→ Aim of the task
Write out the listing exactly as it is given.

[Recorded data]
* begin *

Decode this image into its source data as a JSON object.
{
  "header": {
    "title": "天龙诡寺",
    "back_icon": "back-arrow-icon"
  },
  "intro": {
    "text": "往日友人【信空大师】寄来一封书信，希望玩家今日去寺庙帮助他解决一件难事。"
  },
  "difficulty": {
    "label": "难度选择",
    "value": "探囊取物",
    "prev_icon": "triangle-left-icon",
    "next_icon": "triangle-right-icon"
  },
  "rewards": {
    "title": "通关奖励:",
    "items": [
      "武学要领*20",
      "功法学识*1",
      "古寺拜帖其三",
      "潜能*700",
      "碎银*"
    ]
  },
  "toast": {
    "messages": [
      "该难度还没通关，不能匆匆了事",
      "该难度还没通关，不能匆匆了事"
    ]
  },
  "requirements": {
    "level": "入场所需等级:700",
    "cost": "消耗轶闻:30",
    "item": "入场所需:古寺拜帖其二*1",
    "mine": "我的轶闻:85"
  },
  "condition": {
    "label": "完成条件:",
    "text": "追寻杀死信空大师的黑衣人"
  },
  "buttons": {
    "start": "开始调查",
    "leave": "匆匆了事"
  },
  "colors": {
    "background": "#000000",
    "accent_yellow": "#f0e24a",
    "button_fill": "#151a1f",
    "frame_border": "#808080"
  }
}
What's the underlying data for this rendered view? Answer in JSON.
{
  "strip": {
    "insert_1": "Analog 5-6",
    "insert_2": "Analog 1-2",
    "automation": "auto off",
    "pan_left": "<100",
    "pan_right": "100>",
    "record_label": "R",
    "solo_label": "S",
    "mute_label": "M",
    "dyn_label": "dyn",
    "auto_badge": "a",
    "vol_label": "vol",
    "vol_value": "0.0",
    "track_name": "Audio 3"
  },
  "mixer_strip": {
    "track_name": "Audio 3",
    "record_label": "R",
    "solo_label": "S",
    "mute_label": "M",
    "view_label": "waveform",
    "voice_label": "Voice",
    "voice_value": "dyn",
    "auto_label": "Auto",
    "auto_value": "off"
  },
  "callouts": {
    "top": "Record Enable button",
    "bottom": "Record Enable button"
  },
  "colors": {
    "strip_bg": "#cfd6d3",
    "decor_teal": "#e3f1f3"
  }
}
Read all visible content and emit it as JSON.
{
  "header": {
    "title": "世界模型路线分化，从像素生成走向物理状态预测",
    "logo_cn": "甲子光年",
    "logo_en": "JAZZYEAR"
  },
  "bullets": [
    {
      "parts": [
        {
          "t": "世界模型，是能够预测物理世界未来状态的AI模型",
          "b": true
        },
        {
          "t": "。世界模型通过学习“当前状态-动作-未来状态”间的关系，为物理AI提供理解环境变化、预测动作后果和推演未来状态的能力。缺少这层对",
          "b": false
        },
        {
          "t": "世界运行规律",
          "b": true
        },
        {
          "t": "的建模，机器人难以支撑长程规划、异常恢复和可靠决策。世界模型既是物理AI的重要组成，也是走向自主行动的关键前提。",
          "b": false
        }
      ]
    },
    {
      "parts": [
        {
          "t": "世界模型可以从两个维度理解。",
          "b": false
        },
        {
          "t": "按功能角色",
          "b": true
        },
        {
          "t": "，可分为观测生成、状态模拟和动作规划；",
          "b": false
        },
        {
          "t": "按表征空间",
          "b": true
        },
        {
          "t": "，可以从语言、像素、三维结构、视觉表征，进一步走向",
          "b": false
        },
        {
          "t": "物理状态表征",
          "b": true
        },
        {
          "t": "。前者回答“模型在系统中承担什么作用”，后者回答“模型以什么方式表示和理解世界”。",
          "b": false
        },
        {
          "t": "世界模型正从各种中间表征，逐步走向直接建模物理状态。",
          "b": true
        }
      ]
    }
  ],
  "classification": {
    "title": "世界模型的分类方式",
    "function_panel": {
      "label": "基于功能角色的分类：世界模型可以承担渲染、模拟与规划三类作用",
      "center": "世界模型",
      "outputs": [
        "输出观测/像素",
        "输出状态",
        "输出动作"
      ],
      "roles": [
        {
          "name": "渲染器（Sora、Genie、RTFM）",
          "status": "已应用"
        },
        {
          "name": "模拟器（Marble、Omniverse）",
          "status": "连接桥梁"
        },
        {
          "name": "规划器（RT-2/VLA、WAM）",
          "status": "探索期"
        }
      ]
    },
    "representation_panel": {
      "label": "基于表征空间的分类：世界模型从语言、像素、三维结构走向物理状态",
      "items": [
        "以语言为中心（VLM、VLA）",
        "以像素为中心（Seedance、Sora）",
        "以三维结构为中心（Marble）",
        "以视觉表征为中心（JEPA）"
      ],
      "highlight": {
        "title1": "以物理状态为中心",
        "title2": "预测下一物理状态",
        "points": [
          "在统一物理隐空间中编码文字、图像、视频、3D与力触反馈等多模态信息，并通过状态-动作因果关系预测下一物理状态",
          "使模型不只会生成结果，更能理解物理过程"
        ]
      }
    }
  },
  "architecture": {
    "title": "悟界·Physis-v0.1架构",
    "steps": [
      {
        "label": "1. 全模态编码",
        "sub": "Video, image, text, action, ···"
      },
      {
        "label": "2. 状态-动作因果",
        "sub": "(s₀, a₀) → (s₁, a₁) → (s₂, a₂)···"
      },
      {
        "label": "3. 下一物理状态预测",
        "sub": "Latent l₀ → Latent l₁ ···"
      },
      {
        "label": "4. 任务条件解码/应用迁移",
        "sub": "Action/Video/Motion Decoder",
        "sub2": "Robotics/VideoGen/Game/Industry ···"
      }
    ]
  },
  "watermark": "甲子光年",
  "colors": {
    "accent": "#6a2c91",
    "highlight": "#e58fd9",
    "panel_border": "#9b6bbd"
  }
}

* end *

→ Finished exercise
Decode this image into its source data as a JSON object.
{
  "header": {
    "title": "天龙诡寺",
    "back_icon": "back-arrow-icon"
  },
  "intro": {
    "text": "往日友人【信空大师】寄来一封书信，希望玩家今日去寺庙帮助他解决一件难事。"
  },
  "difficulty": {
    "label": "难度选择",
    "value": "探囊取物",
    "prev_icon": "triangle-left-icon",
    "next_icon": "triangle-right-icon"
  },
  "rewards": {
    "title": "通关奖励:",
    "items": [
      "武学要领*20",
      "功法学识*1",
      "古寺拜帖其三",
      "潜能*700",
      "碎银*"
    ]
  },
  "toast": {
    "messages": [
      "该难度还没通关，不能匆匆了事",
      "该难度还没通关，不能匆匆了事"
    ]
  },
  "requirements": {
    "level": "入场所需等级:700",
    "cost": "消耗轶闻:30",
    "item": "入场所需:古寺拜帖其二*1",
    "mine": "我的轶闻:85"
  },
  "condition": {
    "label": "完成条件:",
    "text": "追寻杀死信空大师的黑衣人"
  },
  "buttons": {
    "start": "开始调查",
    "leave": "匆匆了事"
  },
  "colors": {
    "background": "#000000",
    "accent_yellow": "#f0e24a",
    "button_fill": "#151a1f",
    "frame_border": "#808080"
  }
}
What's the underlying data for this rendered view? Answer in JSON.
{
  "strip": {
    "insert_1": "Analog 5-6",
    "insert_2": "Analog 1-2",
    "automation": "auto off",
    "pan_left": "<100",
    "pan_right": "100>",
    "record_label": "R",
    "solo_label": "S",
    "mute_label": "M",
    "dyn_label": "dyn",
    "auto_badge": "a",
    "vol_label": "vol",
    "vol_value": "0.0",
    "track_name": "Audio 3"
  },
  "mixer_strip": {
    "track_name": "Audio 3",
    "record_label": "R",
    "solo_label": "S",
    "mute_label": "M",
    "view_label": "waveform",
    "voice_label": "Voice",
    "voice_value": "dyn",
    "auto_label": "Auto",
    "auto_value": "off"
  },
  "callouts": {
    "top": "Record Enable button",
    "bottom": "Record Enable button"
  },
  "colors": {
    "strip_bg": "#cfd6d3",
    "decor_teal": "#e3f1f3"
  }
}
Read all visible content and emit it as JSON.
{
  "header": {
    "title": "世界模型路线分化，从像素生成走向物理状态预测",
    "logo_cn": "甲子光年",
    "logo_en": "JAZZYEAR"
  },
  "bullets": [
    {
      "parts": [
        {
          "t": "世界模型，是能够预测物理世界未来状态的AI模型",
          "b": true
        },
        {
          "t": "。世界模型通过学习“当前状态-动作-未来状态”间的关系，为物理AI提供理解环境变化、预测动作后果和推演未来状态的能力。缺少这层对",
          "b": false
        },
        {
          "t": "世界运行规律",
          "b": true
        },
        {
          "t": "的建模，机器人难以支撑长程规划、异常恢复和可靠决策。世界模型既是物理AI的重要组成，也是走向自主行动的关键前提。",
          "b": false
        }
      ]
    },
    {
      "parts": [
        {
          "t": "世界模型可以从两个维度理解。",
          "b": false
        },
        {
          "t": "按功能角色",
          "b": true
        },
        {
          "t": "，可分为观测生成、状态模拟和动作规划；",
          "b": false
        },
        {
          "t": "按表征空间",
          "b": true
        },
        {
          "t": "，可以从语言、像素、三维结构、视觉表征，进一步走向",
          "b": false
        },
        {
          "t": "物理状态表征",
          "b": true
        },
        {
          "t": "。前者回答“模型在系统中承担什么作用”，后者回答“模型以什么方式表示和理解世界”。",
          "b": false
        },
        {
          "t": "世界模型正从各种中间表征，逐步走向直接建模物理状态。",
          "b": true
        }
      ]
    }
  ],
  "classification": {
    "title": "世界模型的分类方式",
    "function_panel": {
      "label": "基于功能角色的分类：世界模型可以承担渲染、模拟与规划三类作用",
      "center": "世界模型",
      "outputs": [
        "输出观测/像素",
        "输出状态",
        "输出动作"
      ],
      "roles": [
        {
          "name": "渲染器（Sora、Genie、RTFM）",
          "status": "已应用"
        },
        {
          "name": "模拟器（Marble、Omniverse）",
          "status": "连接桥梁"
        },
        {
          "name": "规划器（RT-2/VLA、WAM）",
          "status": "探索期"
        }
      ]
    },
    "representation_panel": {
      "label": "基于表征空间的分类：世界模型从语言、像素、三维结构走向物理状态",
      "items": [
        "以语言为中心（VLM、VLA）",
        "以像素为中心（Seedance、Sora）",
        "以三维结构为中心（Marble）",
        "以视觉表征为中心（JEPA）"
      ],
      "highlight": {
        "title1": "以物理状态为中心",
        "title2": "预测下一物理状态",
        "points": [
          "在统一物理隐空间中编码文字、图像、视频、3D与力触反馈等多模态信息，并通过状态-动作因果关系预测下一物理状态",
          "使模型不只会生成结果，更能理解物理过程"
        ]
      }
    }
  },
  "architecture": {
    "title": "悟界·Physis-v0.1架构",
    "steps": [
      {
        "label": "1. 全模态编码",
        "sub": "Video, image, text, action, ···"
      },
      {
        "label": "2. 状态-动作因果",
        "sub": "(s₀, a₀) → (s₁, a₁) → (s₂, a₂)···"
      },
      {
        "label": "3. 下一物理状态预测",
        "sub": "Latent l₀ → Latent l₁ ···"
      },
      {
        "label": "4. 任务条件解码/应用迁移",
        "sub": "Action/Video/Motion Decoder",
        "sub2": "Robotics/VideoGen/Game/Industry ···"
      }
    ]
  },
  "watermark": "甲子光年",
  "colors": {
    "accent": "#6a2c91",
    "highlight": "#e58fd9",
    "panel_border": "#9b6bbd"
  }
}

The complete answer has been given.